# EXERCISE DIRECTIONS
Every entry below must appear again, exactly as written.

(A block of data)
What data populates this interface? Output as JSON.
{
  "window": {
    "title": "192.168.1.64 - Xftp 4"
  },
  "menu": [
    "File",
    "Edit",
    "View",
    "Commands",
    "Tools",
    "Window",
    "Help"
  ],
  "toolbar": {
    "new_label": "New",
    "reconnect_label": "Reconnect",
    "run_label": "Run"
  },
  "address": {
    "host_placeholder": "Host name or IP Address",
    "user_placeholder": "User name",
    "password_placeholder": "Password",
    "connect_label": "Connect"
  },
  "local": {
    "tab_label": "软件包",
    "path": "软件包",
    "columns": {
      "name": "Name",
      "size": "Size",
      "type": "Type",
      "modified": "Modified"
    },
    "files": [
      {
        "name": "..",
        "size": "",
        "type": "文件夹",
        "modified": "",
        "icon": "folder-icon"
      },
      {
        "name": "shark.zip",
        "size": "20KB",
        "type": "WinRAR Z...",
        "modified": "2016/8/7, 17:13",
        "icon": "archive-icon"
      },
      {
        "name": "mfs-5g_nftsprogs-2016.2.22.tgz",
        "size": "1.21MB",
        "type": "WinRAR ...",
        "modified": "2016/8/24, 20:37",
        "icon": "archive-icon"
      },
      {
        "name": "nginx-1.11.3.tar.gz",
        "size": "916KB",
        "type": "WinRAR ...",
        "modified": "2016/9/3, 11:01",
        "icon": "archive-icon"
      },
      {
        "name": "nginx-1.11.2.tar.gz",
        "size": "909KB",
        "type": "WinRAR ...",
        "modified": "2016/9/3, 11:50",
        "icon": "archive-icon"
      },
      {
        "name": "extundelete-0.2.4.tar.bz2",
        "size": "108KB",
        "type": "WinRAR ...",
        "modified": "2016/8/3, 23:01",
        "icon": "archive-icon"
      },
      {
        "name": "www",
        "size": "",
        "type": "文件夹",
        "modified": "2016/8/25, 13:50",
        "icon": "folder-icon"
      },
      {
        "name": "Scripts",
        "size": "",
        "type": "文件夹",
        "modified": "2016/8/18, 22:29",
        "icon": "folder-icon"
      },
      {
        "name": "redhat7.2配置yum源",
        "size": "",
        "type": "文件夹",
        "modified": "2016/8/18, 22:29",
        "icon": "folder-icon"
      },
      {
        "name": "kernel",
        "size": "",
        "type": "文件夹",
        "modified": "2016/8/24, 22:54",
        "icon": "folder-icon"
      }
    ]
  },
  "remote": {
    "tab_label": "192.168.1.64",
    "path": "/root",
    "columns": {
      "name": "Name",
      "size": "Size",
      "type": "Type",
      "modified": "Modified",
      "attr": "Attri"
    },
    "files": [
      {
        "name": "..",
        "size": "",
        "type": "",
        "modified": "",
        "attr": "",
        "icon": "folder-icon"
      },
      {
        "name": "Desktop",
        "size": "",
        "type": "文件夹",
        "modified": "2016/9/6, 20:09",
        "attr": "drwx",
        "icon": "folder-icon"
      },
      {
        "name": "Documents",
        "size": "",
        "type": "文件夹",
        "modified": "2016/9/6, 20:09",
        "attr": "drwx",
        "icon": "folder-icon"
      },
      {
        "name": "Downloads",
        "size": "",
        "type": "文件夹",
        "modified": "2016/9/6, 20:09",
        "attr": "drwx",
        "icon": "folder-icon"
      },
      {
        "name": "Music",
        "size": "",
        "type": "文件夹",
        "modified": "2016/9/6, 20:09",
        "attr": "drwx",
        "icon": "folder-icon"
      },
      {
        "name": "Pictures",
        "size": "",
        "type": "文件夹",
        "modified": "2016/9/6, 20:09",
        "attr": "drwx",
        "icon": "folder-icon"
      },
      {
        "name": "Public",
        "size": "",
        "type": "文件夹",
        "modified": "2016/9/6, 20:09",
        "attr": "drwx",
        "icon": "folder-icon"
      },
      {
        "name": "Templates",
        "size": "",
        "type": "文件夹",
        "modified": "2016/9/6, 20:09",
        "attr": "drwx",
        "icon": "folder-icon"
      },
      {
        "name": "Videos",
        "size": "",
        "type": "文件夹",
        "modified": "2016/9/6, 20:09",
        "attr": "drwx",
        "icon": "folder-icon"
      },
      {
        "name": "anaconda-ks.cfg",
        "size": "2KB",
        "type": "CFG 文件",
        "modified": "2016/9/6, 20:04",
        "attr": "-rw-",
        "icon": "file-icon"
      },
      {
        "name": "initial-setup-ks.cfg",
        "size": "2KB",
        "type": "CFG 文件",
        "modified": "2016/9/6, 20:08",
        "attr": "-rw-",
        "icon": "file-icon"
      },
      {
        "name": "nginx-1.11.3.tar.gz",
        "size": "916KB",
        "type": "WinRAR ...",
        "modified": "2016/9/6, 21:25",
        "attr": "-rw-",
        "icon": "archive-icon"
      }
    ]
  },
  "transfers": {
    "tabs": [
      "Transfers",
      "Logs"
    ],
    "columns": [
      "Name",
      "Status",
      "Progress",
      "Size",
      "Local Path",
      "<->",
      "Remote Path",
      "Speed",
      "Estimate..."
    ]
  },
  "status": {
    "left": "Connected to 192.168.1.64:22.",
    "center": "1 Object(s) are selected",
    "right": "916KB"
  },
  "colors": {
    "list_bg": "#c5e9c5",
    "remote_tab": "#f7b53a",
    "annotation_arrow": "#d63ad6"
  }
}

# RESULT OF THE EXERCISE
What data populates this interface? Output as JSON.
{
  "window": {
    "title": "192.168.1.64 - Xftp 4"
  },
  "menu": [
    "File",
    "Edit",
    "View",
    "Commands",
    "Tools",
    "Window",
    "Help"
  ],
  "toolbar": {
    "new_label": "New",
    "reconnect_label": "Reconnect",
    "run_label": "Run"
  },
  "address": {
    "host_placeholder": "Host name or IP Address",
    "user_placeholder": "User name",
    "password_placeholder": "Password",
    "connect_label": "Connect"
  },
  "local": {
    "tab_label": "软件包",
    "path": "软件包",
    "columns": {
      "name": "Name",
      "size": "Size",
      "type": "Type",
      "modified": "Modified"
    },
    "files": [
      {
        "name": "..",
        "size": "",
        "type": "文件夹",
        "modified": "",
        "icon": "folder-icon"
      },
      {
        "name": "shark.zip",
        "size": "20KB",
        "type": "WinRAR Z...",
        "modified": "2016/8/7, 17:13",
        "icon": "archive-icon"
      },
      {
        "name": "mfs-5g_nftsprogs-2016.2.22.tgz",
        "size": "1.21MB",
        "type": "WinRAR ...",
        "modified": "2016/8/24, 20:37",
        "icon": "archive-icon"
      },
      {
        "name": "nginx-1.11.3.tar.gz",
        "size": "916KB",
        "type": "WinRAR ...",
        "modified": "2016/9/3, 11:01",
        "icon": "archive-icon"
      },
      {
        "name": "nginx-1.11.2.tar.gz",
        "size": "909KB",
        "type": "WinRAR ...",
        "modified": "2016/9/3, 11:50",
        "icon": "archive-icon"
      },
      {
        "name": "extundelete-0.2.4.tar.bz2",
        "size": "108KB",
        "type": "WinRAR ...",
        "modified": "2016/8/3, 23:01",
        "icon": "archive-icon"
      },
      {
        "name": "www",
        "size": "",
        "type": "文件夹",
        "modified": "2016/8/25, 13:50",
        "icon": "folder-icon"
      },
      {
        "name": "Scripts",
        "size": "",
        "type": "文件夹",
        "modified": "2016/8/18, 22:29",
        "icon": "folder-icon"
      },
      {
        "name": "redhat7.2配置yum源",
        "size": "",
        "type": "文件夹",
        "modified": "2016/8/18, 22:29",
        "icon": "folder-icon"
      },
      {
        "name": "kernel",
        "size": "",
        "type": "文件夹",
        "modified": "2016/8/24, 22:54",
        "icon": "folder-icon"
      }
    ]
  },
  "remote": {
    "tab_label": "192.168.1.64",
    "path": "/root",
    "columns": {
      "name": "Name",
      "size": "Size",
      "type": "Type",
      "modified": "Modified",
      "attr": "Attri"
    },
    "files": [
      {
        "name": "..",
        "size": "",
        "type": "",
        "modified": "",
        "attr": "",
        "icon": "folder-icon"
      },
      {
        "name": "Desktop",
        "size": "",
        "type": "文件夹",
        "modified": "2016/9/6, 20:09",
        "attr": "drwx",
        "icon": "folder-icon"
      },
      {
        "name": "Documents",
        "size": "",
        "type": "文件夹",
        "modified": "2016/9/6, 20:09",
        "attr": "drwx",
        "icon": "folder-icon"
      },
      {
        "name": "Downloads",
        "size": "",
        "type": "文件夹",
        "modified": "2016/9/6, 20:09",
        "attr": "drwx",
        "icon": "folder-icon"
      },
      {
        "name": "Music",
        "size": "",
        "type": "文件夹",
        "modified": "2016/9/6, 20:09",
        "attr": "drwx",
        "icon": "folder-icon"
      },
      {
        "name": "Pictures",
        "size": "",
        "type": "文件夹",
        "modified": "2016/9/6, 20:09",
        "attr": "drwx",
        "icon": "folder-icon"
      },
      {
        "name": "Public",
        "size": "",
        "type": "文件夹",
        "modified": "2016/9/6, 20:09",
        "attr": "drwx",
        "icon": "folder-icon"
      },
      {
        "name": "Templates",
        "size": "",
        "type": "文件夹",
        "modified": "2016/9/6, 20:09",
        "attr": "drwx",
        "icon": "folder-icon"
      },
      {
        "name": "Videos",
        "size": "",
        "type": "文件夹",
        "modified": "2016/9/6, 20:09",
        "attr": "drwx",
        "icon": "folder-icon"
      },
      {
        "name": "anaconda-ks.cfg",
        "size": "2KB",
        "type": "CFG 文件",
        "modified": "2016/9/6, 20:04",
        "attr": "-rw-",
        "icon": "file-icon"
      },
      {
        "name": "initial-setup-ks.cfg",
        "size": "2KB",
        "type": "CFG 文件",
        "modified": "2016/9/6, 20:08",
        "attr": "-rw-",
        "icon": "file-icon"
      },
      {
        "name": "nginx-1.11.3.tar.gz",
        "size": "916KB",
        "type": "WinRAR ...",
        "modified": "2016/9/6, 21:25",
        "attr": "-rw-",
        "icon": "archive-icon"
      }
    ]
  },
  "transfers": {
    "tabs": [
      "Transfers",
      "Logs"
    ],
    "columns": [
      "Name",
      "Status",
      "Progress",
      "Size",
      "Local Path",
      "<->",
      "Remote Path",
      "Speed",
      "Estimate..."
    ]
  },
  "status": {
    "left": "Connected to 192.168.1.64:22.",
    "center": "1 Object(s) are selected",
    "right": "916KB"
  },
  "colors": {
    "list_bg": "#c5e9c5",
    "remote_tab": "#f7b53a",
    "annotation_arrow": "#d63ad6"
  }
}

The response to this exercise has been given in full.